→ GIVEN DATA

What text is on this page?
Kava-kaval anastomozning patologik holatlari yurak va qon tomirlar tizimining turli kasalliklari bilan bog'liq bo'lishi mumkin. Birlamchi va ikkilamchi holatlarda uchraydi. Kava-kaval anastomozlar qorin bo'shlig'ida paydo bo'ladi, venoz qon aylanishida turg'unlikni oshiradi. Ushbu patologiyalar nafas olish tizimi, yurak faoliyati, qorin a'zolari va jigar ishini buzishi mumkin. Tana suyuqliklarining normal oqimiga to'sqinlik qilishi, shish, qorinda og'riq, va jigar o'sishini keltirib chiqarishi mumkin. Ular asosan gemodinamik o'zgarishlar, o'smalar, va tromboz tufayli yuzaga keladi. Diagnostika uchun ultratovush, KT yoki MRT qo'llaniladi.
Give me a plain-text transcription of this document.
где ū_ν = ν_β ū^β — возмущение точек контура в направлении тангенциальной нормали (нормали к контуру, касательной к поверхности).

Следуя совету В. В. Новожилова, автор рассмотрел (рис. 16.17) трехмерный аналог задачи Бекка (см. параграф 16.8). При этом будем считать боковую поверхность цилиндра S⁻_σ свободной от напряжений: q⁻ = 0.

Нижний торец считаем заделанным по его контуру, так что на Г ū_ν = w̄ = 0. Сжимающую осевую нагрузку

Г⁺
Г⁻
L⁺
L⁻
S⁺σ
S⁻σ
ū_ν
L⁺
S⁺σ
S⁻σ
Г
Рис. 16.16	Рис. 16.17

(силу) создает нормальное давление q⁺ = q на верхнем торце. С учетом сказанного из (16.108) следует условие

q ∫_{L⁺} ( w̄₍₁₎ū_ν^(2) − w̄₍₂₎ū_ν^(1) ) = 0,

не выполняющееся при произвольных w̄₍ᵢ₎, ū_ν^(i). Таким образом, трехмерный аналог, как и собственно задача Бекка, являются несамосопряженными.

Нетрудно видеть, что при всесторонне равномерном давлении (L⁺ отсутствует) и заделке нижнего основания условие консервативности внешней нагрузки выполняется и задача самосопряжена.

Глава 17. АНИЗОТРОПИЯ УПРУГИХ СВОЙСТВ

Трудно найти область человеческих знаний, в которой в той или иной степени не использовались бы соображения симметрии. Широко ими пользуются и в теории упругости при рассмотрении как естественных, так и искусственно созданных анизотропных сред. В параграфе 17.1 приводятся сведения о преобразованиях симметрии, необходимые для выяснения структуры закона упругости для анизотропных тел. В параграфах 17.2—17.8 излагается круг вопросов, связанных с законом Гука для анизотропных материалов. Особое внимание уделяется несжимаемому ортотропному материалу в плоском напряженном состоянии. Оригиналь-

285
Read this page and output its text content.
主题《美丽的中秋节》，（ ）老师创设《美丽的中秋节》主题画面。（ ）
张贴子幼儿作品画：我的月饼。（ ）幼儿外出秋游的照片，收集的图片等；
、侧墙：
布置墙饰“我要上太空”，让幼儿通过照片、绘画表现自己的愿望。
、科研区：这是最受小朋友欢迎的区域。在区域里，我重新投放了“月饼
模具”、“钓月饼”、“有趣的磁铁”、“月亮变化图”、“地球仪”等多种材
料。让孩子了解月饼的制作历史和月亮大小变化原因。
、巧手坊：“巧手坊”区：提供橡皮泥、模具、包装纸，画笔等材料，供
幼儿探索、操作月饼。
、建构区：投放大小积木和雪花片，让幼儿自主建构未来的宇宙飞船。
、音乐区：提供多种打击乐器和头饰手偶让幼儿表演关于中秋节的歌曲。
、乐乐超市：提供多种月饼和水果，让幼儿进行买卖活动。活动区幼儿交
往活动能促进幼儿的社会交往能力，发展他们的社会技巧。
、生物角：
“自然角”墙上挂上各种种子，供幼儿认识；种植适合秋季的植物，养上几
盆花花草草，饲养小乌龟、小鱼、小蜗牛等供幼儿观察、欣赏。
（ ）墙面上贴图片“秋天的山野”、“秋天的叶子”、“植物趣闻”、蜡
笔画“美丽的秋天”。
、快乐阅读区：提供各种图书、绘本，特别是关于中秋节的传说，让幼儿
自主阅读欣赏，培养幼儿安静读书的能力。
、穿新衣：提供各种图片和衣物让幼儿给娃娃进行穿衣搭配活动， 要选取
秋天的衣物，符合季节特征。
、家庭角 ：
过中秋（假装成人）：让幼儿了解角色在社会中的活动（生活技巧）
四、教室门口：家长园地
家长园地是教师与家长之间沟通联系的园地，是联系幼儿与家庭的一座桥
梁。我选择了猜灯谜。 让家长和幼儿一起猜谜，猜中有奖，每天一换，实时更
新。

→ EXERCISE PROMPT
Give every line of the material that includes the string "контуру".

→ RESULT OF THE TASK
где ū_ν = ν_β ū^β — возмущение точек контура в направлении тангенциальной нормали (нормали к контуру, касательной к поверхности).
Нижний торец считаем заделанным по его контуру, так что на Г ū_ν = w̄ = 0. Сжимающую осевую нагрузку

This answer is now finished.